◆ What you have to do ◆
Gather each line containing the string "content" from these entries.

◆ Data section ◆

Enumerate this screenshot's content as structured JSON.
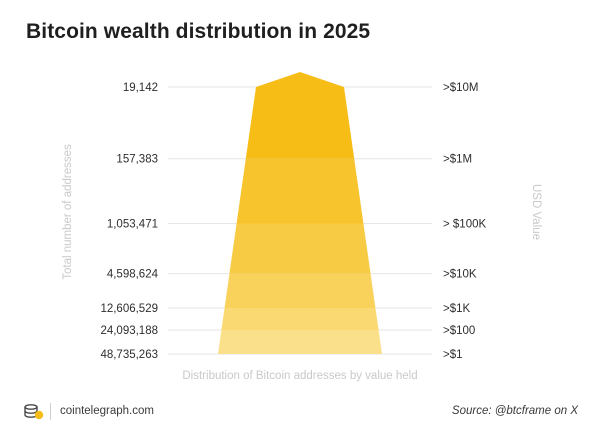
{
  "title": "Bitcoin wealth distribution in 2025",
  "footer": {
    "brand": "cointelegraph.com",
    "source": "Source: @btcframe on X"
  },
  "colors": {
    "levels": [
      "#f6bd16",
      "#f7c42e",
      "#f8cb44",
      "#f9d25b",
      "#fad973",
      "#fbe08b",
      "#fce7a3"
    ],
    "grid": "#e6e6e6",
    "axis_label": "#c9c9c9"
  },
  "chart_data": {
    "type": "funnel",
    "title": "Bitcoin wealth distribution in 2025",
    "ylabel": "Total number of addresses",
    "xlabel": "Distribution of Bitcoin addresses by value held",
    "y2label": "USD Value",
    "categories": [
      ">$10M",
      ">$1M",
      "> $100K",
      ">$10K",
      ">$1K",
      ">$100",
      ">$1"
    ],
    "values": [
      19142,
      157383,
      1053471,
      4598624,
      12606529,
      24093188,
      48735263
    ],
    "value_labels": [
      "19,142",
      "157,383",
      "1,053,471",
      "4,598,624",
      "12,606,529",
      "24,093,188",
      "48,735,263"
    ],
    "grid": true
  }
}
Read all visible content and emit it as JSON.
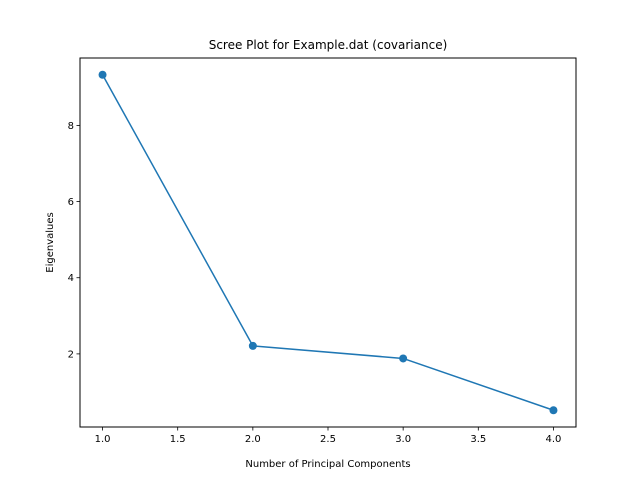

◆ Final result ◆
Enumerate this screenshot's content as structured JSON.
Read all visible content and emit it as JSON.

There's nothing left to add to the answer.